[START DATA RECORDS]
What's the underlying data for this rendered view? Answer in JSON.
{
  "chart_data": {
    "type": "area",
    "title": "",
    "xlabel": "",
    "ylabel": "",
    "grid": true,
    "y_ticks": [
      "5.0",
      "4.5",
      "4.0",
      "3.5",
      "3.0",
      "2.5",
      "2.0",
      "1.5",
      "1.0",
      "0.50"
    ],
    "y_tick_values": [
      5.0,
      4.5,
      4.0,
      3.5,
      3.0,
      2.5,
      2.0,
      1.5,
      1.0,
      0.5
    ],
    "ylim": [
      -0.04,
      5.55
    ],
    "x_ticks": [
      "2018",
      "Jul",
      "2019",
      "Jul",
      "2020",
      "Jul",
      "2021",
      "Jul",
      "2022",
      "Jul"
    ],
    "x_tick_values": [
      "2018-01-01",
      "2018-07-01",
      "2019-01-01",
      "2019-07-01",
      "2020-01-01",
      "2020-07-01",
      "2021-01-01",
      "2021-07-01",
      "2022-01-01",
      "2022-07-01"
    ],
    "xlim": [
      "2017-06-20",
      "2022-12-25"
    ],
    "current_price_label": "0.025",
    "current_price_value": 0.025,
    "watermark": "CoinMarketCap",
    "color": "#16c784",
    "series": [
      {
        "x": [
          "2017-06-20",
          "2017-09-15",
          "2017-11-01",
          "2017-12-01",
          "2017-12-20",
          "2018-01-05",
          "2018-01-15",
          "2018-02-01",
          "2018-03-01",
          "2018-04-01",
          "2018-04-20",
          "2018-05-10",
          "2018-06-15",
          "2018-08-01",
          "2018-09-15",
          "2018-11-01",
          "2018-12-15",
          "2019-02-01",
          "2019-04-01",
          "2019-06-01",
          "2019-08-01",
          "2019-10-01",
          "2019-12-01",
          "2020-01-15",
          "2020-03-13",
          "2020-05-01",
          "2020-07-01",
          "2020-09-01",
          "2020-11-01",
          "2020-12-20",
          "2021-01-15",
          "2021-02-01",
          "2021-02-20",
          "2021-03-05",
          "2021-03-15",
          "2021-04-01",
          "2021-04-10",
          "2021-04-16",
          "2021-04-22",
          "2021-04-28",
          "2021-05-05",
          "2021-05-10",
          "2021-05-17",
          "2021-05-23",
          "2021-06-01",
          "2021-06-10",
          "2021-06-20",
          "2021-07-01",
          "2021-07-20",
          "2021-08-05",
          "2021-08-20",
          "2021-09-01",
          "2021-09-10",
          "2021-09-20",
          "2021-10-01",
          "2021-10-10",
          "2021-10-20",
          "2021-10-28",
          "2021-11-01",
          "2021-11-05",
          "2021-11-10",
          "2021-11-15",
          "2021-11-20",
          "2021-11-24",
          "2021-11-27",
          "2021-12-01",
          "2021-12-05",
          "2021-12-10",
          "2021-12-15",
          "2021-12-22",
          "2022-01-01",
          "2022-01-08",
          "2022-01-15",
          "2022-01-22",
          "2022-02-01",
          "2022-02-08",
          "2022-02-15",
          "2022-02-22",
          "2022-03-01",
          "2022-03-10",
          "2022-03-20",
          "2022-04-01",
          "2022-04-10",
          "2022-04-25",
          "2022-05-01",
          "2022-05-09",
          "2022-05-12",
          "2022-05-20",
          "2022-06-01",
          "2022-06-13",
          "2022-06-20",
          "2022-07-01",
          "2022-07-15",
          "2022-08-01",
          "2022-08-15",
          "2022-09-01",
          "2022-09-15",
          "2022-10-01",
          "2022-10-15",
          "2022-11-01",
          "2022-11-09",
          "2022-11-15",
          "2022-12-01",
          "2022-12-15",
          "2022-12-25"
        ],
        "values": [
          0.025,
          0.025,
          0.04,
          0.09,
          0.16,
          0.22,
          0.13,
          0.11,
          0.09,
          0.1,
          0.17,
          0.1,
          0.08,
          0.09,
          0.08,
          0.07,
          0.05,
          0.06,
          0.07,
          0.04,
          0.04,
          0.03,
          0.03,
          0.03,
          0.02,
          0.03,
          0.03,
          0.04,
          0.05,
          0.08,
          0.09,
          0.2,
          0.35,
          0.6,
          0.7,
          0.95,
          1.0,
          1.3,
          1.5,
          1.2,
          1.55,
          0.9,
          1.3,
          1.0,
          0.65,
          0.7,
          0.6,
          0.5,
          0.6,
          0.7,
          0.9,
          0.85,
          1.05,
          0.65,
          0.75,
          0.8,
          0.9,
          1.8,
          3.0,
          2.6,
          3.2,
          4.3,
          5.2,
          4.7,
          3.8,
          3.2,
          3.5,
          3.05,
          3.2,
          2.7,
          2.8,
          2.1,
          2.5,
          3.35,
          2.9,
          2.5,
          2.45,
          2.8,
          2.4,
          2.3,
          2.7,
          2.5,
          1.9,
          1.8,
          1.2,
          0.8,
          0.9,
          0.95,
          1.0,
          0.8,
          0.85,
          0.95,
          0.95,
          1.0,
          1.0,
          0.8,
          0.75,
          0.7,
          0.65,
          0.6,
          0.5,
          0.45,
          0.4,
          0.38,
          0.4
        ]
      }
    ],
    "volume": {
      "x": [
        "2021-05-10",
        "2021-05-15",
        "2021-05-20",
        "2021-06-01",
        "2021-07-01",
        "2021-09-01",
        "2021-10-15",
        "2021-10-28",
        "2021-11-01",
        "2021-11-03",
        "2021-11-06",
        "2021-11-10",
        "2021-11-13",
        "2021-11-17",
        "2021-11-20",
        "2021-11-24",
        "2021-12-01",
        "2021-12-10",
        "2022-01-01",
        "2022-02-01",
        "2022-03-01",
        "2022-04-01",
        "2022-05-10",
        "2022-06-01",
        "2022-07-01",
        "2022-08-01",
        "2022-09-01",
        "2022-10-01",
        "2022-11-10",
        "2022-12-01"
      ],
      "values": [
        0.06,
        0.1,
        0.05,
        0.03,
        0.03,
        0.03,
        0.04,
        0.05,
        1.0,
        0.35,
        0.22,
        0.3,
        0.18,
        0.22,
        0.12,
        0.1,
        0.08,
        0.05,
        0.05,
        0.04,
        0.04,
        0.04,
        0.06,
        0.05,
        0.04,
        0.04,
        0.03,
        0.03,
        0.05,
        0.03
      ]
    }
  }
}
[END DATA RECORDS]
SHORT EXERCISE: Make an exact copy of the data above.

RESULT OF THIS TASK:
What's the underlying data for this rendered view? Answer in JSON.
{
  "chart_data": {
    "type": "area",
    "title": "",
    "xlabel": "",
    "ylabel": "",
    "grid": true,
    "y_ticks": [
      "5.0",
      "4.5",
      "4.0",
      "3.5",
      "3.0",
      "2.5",
      "2.0",
      "1.5",
      "1.0",
      "0.50"
    ],
    "y_tick_values": [
      5.0,
      4.5,
      4.0,
      3.5,
      3.0,
      2.5,
      2.0,
      1.5,
      1.0,
      0.5
    ],
    "ylim": [
      -0.04,
      5.55
    ],
    "x_ticks": [
      "2018",
      "Jul",
      "2019",
      "Jul",
      "2020",
      "Jul",
      "2021",
      "Jul",
      "2022",
      "Jul"
    ],
    "x_tick_values": [
      "2018-01-01",
      "2018-07-01",
      "2019-01-01",
      "2019-07-01",
      "2020-01-01",
      "2020-07-01",
      "2021-01-01",
      "2021-07-01",
      "2022-01-01",
      "2022-07-01"
    ],
    "xlim": [
      "2017-06-20",
      "2022-12-25"
    ],
    "current_price_label": "0.025",
    "current_price_value": 0.025,
    "watermark": "CoinMarketCap",
    "color": "#16c784",
    "series": [
      {
        "x": [
          "2017-06-20",
          "2017-09-15",
          "2017-11-01",
          "2017-12-01",
          "2017-12-20",
          "2018-01-05",
          "2018-01-15",
          "2018-02-01",
          "2018-03-01",
          "2018-04-01",
          "2018-04-20",
          "2018-05-10",
          "2018-06-15",
          "2018-08-01",
          "2018-09-15",
          "2018-11-01",
          "2018-12-15",
          "2019-02-01",
          "2019-04-01",
          "2019-06-01",
          "2019-08-01",
          "2019-10-01",
          "2019-12-01",
          "2020-01-15",
          "2020-03-13",
          "2020-05-01",
          "2020-07-01",
          "2020-09-01",
          "2020-11-01",
          "2020-12-20",
          "2021-01-15",
          "2021-02-01",
          "2021-02-20",
          "2021-03-05",
          "2021-03-15",
          "2021-04-01",
          "2021-04-10",
          "2021-04-16",
          "2021-04-22",
          "2021-04-28",
          "2021-05-05",
          "2021-05-10",
          "2021-05-17",
          "2021-05-23",
          "2021-06-01",
          "2021-06-10",
          "2021-06-20",
          "2021-07-01",
          "2021-07-20",
          "2021-08-05",
          "2021-08-20",
          "2021-09-01",
          "2021-09-10",
          "2021-09-20",
          "2021-10-01",
          "2021-10-10",
          "2021-10-20",
          "2021-10-28",
          "2021-11-01",
          "2021-11-05",
          "2021-11-10",
          "2021-11-15",
          "2021-11-20",
          "2021-11-24",
          "2021-11-27",
          "2021-12-01",
          "2021-12-05",
          "2021-12-10",
          "2021-12-15",
          "2021-12-22",
          "2022-01-01",
          "2022-01-08",
          "2022-01-15",
          "2022-01-22",
          "2022-02-01",
          "2022-02-08",
          "2022-02-15",
          "2022-02-22",
          "2022-03-01",
          "2022-03-10",
          "2022-03-20",
          "2022-04-01",
          "2022-04-10",
          "2022-04-25",
          "2022-05-01",
          "2022-05-09",
          "2022-05-12",
          "2022-05-20",
          "2022-06-01",
          "2022-06-13",
          "2022-06-20",
          "2022-07-01",
          "2022-07-15",
          "2022-08-01",
          "2022-08-15",
          "2022-09-01",
          "2022-09-15",
          "2022-10-01",
          "2022-10-15",
          "2022-11-01",
          "2022-11-09",
          "2022-11-15",
          "2022-12-01",
          "2022-12-15",
          "2022-12-25"
        ],
        "values": [
          0.025,
          0.025,
          0.04,
          0.09,
          0.16,
          0.22,
          0.13,
          0.11,
          0.09,
          0.1,
          0.17,
          0.1,
          0.08,
          0.09,
          0.08,
          0.07,
          0.05,
          0.06,
          0.07,
          0.04,
          0.04,
          0.03,
          0.03,
          0.03,
          0.02,
          0.03,
          0.03,
          0.04,
          0.05,
          0.08,
          0.09,
          0.2,
          0.35,
          0.6,
          0.7,
          0.95,
          1.0,
          1.3,
          1.5,
          1.2,
          1.55,
          0.9,
          1.3,
          1.0,
          0.65,
          0.7,
          0.6,
          0.5,
          0.6,
          0.7,
          0.9,
          0.85,
          1.05,
          0.65,
          0.75,
          0.8,
          0.9,
          1.8,
          3.0,
          2.6,
          3.2,
          4.3,
          5.2,
          4.7,
          3.8,
          3.2,
          3.5,
          3.05,
          3.2,
          2.7,
          2.8,
          2.1,
          2.5,
          3.35,
          2.9,
          2.5,
          2.45,
          2.8,
          2.4,
          2.3,
          2.7,
          2.5,
          1.9,
          1.8,
          1.2,
          0.8,
          0.9,
          0.95,
          1.0,
          0.8,
          0.85,
          0.95,
          0.95,
          1.0,
          1.0,
          0.8,
          0.75,
          0.7,
          0.65,
          0.6,
          0.5,
          0.45,
          0.4,
          0.38,
          0.4
        ]
      }
    ],
    "volume": {
      "x": [
        "2021-05-10",
        "2021-05-15",
        "2021-05-20",
        "2021-06-01",
        "2021-07-01",
        "2021-09-01",
        "2021-10-15",
        "2021-10-28",
        "2021-11-01",
        "2021-11-03",
        "2021-11-06",
        "2021-11-10",
        "2021-11-13",
        "2021-11-17",
        "2021-11-20",
        "2021-11-24",
        "2021-12-01",
        "2021-12-10",
        "2022-01-01",
        "2022-02-01",
        "2022-03-01",
        "2022-04-01",
        "2022-05-10",
        "2022-06-01",
        "2022-07-01",
        "2022-08-01",
        "2022-09-01",
        "2022-10-01",
        "2022-11-10",
        "2022-12-01"
      ],
      "values": [
        0.06,
        0.1,
        0.05,
        0.03,
        0.03,
        0.03,
        0.04,
        0.05,
        1.0,
        0.35,
        0.22,
        0.3,
        0.18,
        0.22,
        0.12,
        0.1,
        0.08,
        0.05,
        0.05,
        0.04,
        0.04,
        0.04,
        0.06,
        0.05,
        0.04,
        0.04,
        0.03,
        0.03,
        0.05,
        0.03
      ]
    }
  }
}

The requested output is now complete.